▸ **EXERCISE GOAL**
Each line should be copied exactly.

▸ **EXERCISE MATERIALS**
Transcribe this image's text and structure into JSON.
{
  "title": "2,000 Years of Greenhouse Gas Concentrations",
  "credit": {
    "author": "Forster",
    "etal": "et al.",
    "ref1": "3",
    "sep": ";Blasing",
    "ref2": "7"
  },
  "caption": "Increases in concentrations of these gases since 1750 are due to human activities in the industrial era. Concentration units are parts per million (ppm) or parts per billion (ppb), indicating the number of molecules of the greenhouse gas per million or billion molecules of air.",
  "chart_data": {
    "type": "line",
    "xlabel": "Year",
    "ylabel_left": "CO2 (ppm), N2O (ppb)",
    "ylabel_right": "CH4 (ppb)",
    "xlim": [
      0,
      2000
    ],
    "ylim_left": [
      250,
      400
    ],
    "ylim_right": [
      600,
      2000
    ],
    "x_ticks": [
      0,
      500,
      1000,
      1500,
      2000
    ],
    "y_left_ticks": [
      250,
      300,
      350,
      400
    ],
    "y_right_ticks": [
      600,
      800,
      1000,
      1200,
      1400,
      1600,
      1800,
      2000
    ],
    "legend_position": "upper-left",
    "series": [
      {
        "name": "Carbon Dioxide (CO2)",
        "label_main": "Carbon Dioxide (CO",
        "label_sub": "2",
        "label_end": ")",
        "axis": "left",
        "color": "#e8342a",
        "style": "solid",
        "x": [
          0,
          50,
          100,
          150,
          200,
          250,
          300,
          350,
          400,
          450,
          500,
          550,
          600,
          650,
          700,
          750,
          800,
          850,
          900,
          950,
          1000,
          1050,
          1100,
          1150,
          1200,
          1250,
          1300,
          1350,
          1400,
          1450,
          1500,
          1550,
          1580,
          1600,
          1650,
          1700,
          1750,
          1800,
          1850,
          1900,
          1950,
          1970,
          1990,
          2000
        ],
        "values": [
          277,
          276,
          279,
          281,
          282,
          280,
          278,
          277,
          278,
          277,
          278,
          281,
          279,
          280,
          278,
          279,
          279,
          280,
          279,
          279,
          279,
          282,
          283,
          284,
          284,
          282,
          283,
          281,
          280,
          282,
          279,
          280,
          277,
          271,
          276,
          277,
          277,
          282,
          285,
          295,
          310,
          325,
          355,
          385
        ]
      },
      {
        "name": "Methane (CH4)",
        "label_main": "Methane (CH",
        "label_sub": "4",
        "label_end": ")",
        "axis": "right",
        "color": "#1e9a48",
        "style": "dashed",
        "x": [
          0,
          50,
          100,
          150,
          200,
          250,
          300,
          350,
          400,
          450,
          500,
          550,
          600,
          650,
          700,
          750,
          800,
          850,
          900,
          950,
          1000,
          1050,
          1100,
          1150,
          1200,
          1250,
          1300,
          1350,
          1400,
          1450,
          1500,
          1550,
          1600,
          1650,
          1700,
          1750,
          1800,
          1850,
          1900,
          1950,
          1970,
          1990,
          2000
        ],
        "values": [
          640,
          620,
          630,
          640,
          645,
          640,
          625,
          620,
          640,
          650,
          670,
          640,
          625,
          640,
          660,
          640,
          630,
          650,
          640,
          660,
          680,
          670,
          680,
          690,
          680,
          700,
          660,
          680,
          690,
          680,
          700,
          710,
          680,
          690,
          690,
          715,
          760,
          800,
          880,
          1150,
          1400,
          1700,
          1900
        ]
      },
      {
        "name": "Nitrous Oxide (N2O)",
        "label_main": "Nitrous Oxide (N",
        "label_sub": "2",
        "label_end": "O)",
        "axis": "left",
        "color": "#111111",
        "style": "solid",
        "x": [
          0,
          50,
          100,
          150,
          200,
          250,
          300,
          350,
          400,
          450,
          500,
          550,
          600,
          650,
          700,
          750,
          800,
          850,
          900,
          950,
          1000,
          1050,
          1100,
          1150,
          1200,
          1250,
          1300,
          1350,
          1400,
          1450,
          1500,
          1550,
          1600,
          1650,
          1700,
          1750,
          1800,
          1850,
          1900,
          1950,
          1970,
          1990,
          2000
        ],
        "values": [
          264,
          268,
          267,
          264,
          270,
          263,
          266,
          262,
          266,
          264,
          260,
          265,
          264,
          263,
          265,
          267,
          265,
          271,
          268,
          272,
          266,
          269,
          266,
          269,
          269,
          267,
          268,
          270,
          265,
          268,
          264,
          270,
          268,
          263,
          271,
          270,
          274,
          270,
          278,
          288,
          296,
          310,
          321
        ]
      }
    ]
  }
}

▸ **FINISHED ANSWER**
Transcribe this image's text and structure into JSON.
{
  "title": "2,000 Years of Greenhouse Gas Concentrations",
  "credit": {
    "author": "Forster",
    "etal": "et al.",
    "ref1": "3",
    "sep": ";Blasing",
    "ref2": "7"
  },
  "caption": "Increases in concentrations of these gases since 1750 are due to human activities in the industrial era. Concentration units are parts per million (ppm) or parts per billion (ppb), indicating the number of molecules of the greenhouse gas per million or billion molecules of air.",
  "chart_data": {
    "type": "line",
    "xlabel": "Year",
    "ylabel_left": "CO2 (ppm), N2O (ppb)",
    "ylabel_right": "CH4 (ppb)",
    "xlim": [
      0,
      2000
    ],
    "ylim_left": [
      250,
      400
    ],
    "ylim_right": [
      600,
      2000
    ],
    "x_ticks": [
      0,
      500,
      1000,
      1500,
      2000
    ],
    "y_left_ticks": [
      250,
      300,
      350,
      400
    ],
    "y_right_ticks": [
      600,
      800,
      1000,
      1200,
      1400,
      1600,
      1800,
      2000
    ],
    "legend_position": "upper-left",
    "series": [
      {
        "name": "Carbon Dioxide (CO2)",
        "label_main": "Carbon Dioxide (CO",
        "label_sub": "2",
        "label_end": ")",
        "axis": "left",
        "color": "#e8342a",
        "style": "solid",
        "x": [
          0,
          50,
          100,
          150,
          200,
          250,
          300,
          350,
          400,
          450,
          500,
          550,
          600,
          650,
          700,
          750,
          800,
          850,
          900,
          950,
          1000,
          1050,
          1100,
          1150,
          1200,
          1250,
          1300,
          1350,
          1400,
          1450,
          1500,
          1550,
          1580,
          1600,
          1650,
          1700,
          1750,
          1800,
          1850,
          1900,
          1950,
          1970,
          1990,
          2000
        ],
        "values": [
          277,
          276,
          279,
          281,
          282,
          280,
          278,
          277,
          278,
          277,
          278,
          281,
          279,
          280,
          278,
          279,
          279,
          280,
          279,
          279,
          279,
          282,
          283,
          284,
          284,
          282,
          283,
          281,
          280,
          282,
          279,
          280,
          277,
          271,
          276,
          277,
          277,
          282,
          285,
          295,
          310,
          325,
          355,
          385
        ]
      },
      {
        "name": "Methane (CH4)",
        "label_main": "Methane (CH",
        "label_sub": "4",
        "label_end": ")",
        "axis": "right",
        "color": "#1e9a48",
        "style": "dashed",
        "x": [
          0,
          50,
          100,
          150,
          200,
          250,
          300,
          350,
          400,
          450,
          500,
          550,
          600,
          650,
          700,
          750,
          800,
          850,
          900,
          950,
          1000,
          1050,
          1100,
          1150,
          1200,
          1250,
          1300,
          1350,
          1400,
          1450,
          1500,
          1550,
          1600,
          1650,
          1700,
          1750,
          1800,
          1850,
          1900,
          1950,
          1970,
          1990,
          2000
        ],
        "values": [
          640,
          620,
          630,
          640,
          645,
          640,
          625,
          620,
          640,
          650,
          670,
          640,
          625,
          640,
          660,
          640,
          630,
          650,
          640,
          660,
          680,
          670,
          680,
          690,
          680,
          700,
          660,
          680,
          690,
          680,
          700,
          710,
          680,
          690,
          690,
          715,
          760,
          800,
          880,
          1150,
          1400,
          1700,
          1900
        ]
      },
      {
        "name": "Nitrous Oxide (N2O)",
        "label_main": "Nitrous Oxide (N",
        "label_sub": "2",
        "label_end": "O)",
        "axis": "left",
        "color": "#111111",
        "style": "solid",
        "x": [
          0,
          50,
          100,
          150,
          200,
          250,
          300,
          350,
          400,
          450,
          500,
          550,
          600,
          650,
          700,
          750,
          800,
          850,
          900,
          950,
          1000,
          1050,
          1100,
          1150,
          1200,
          1250,
          1300,
          1350,
          1400,
          1450,
          1500,
          1550,
          1600,
          1650,
          1700,
          1750,
          1800,
          1850,
          1900,
          1950,
          1970,
          1990,
          2000
        ],
        "values": [
          264,
          268,
          267,
          264,
          270,
          263,
          266,
          262,
          266,
          264,
          260,
          265,
          264,
          263,
          265,
          267,
          265,
          271,
          268,
          272,
          266,
          269,
          266,
          269,
          269,
          267,
          268,
          270,
          265,
          268,
          264,
          270,
          268,
          263,
          271,
          270,
          274,
          270,
          278,
          288,
          296,
          310,
          321
        ]
      }
    ]
  }
}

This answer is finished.